(Un texto de Álvaro Van den Brule en
elconfidencial.com del 2 de noviembre de 2019)
Aunque empezó a cultivarse hace 8.000 años por los Incas,
los europeos no la introdujeron en nuestro continente hasta el 1537.
Cabe la posibilidad de que nuestros ancestros hubieran
sobrevivido -en Europa- gracias a que Colón trajera
uno de los secretos mejor guardados en la recién descubierta América;
esto es, la patata.
El origen de este alimento, data desde que hace unos hace 8.000
años en territorio preincaico y en las zona andinas más elevadas, los
autóctonos la cultivaban de forma regular, estando este tubérculo exento de
impuestos o requisas, pues era un seguro de vida
para los depauperados campesinos y alimento escamoteable e invisible a primera
vista (por su longevidad vital en el
subsuelo) incluso hasta para los ladrones, y no digamos para los inspectores al
servicio del poder.

■ ÍTEMS EXTRAÍDOS:
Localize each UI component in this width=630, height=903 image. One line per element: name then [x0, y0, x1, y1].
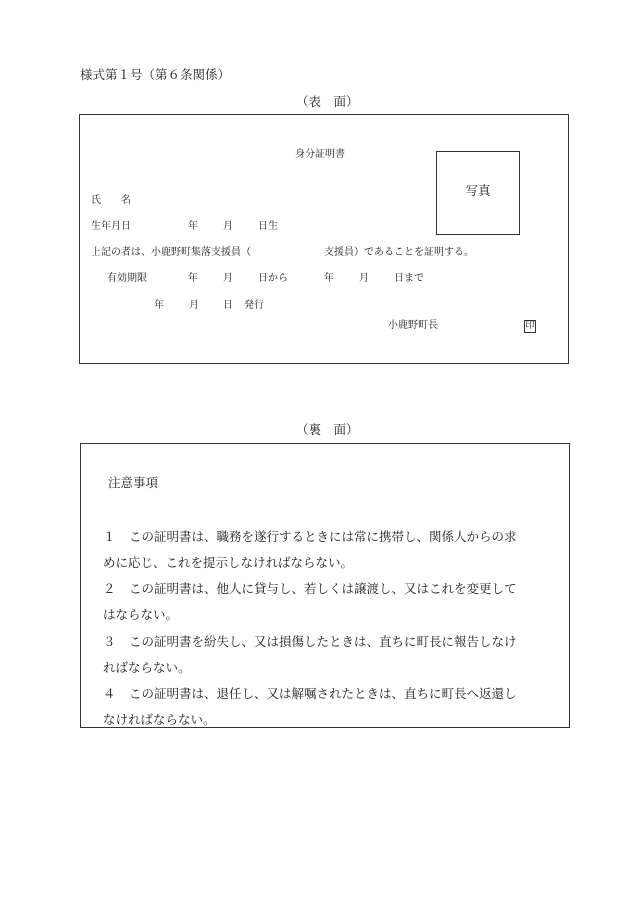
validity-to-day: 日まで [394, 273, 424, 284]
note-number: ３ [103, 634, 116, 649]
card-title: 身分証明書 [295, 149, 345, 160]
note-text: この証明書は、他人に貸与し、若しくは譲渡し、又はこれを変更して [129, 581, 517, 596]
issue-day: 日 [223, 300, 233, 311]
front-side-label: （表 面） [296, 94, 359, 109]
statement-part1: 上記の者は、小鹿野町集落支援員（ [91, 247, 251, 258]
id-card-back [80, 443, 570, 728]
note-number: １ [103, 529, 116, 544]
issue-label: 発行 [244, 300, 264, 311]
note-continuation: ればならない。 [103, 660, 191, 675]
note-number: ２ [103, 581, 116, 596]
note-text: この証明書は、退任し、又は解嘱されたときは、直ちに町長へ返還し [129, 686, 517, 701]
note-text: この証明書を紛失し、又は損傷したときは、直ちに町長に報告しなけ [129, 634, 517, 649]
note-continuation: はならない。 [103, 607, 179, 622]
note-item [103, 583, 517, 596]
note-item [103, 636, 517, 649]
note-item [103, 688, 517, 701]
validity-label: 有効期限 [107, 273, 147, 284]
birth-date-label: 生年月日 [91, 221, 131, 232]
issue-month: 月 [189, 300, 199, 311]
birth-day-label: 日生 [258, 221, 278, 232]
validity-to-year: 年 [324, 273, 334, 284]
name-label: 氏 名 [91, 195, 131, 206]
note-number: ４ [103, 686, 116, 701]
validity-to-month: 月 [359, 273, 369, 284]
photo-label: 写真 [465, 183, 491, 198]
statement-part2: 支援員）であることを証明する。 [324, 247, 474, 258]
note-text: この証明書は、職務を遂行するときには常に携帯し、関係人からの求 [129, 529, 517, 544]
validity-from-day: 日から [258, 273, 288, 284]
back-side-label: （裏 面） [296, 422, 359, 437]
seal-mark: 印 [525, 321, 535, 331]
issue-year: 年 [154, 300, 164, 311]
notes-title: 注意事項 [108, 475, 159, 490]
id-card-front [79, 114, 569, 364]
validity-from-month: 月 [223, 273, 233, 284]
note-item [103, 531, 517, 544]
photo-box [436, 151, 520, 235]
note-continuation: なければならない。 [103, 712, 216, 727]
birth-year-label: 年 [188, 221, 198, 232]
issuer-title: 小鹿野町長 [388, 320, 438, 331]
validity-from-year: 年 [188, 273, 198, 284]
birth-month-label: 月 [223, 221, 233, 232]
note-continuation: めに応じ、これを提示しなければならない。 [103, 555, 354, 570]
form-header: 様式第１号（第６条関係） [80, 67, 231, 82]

■ EJERCICIO PROPUESTO: Reescribe todo lo que va desde "Aunque empezó a" hasta "es, la patata." en el texto sobre la patata, con "papa" en lugar de "patata". Los ítems no guardan relación con el texto sobre la patata.

■ RESPUESTA:
Aunque empezó a cultivarse hace 8.000 años por los Incas,
los europeos no la introdujeron en nuestro continente hasta el 1537.
Cabe la posibilidad de que nuestros ancestros hubieran
sobrevivido -en Europa- gracias a que Colón trajera
uno de los secretos mejor guardados en la recién descubierta América;
esto es, la papa.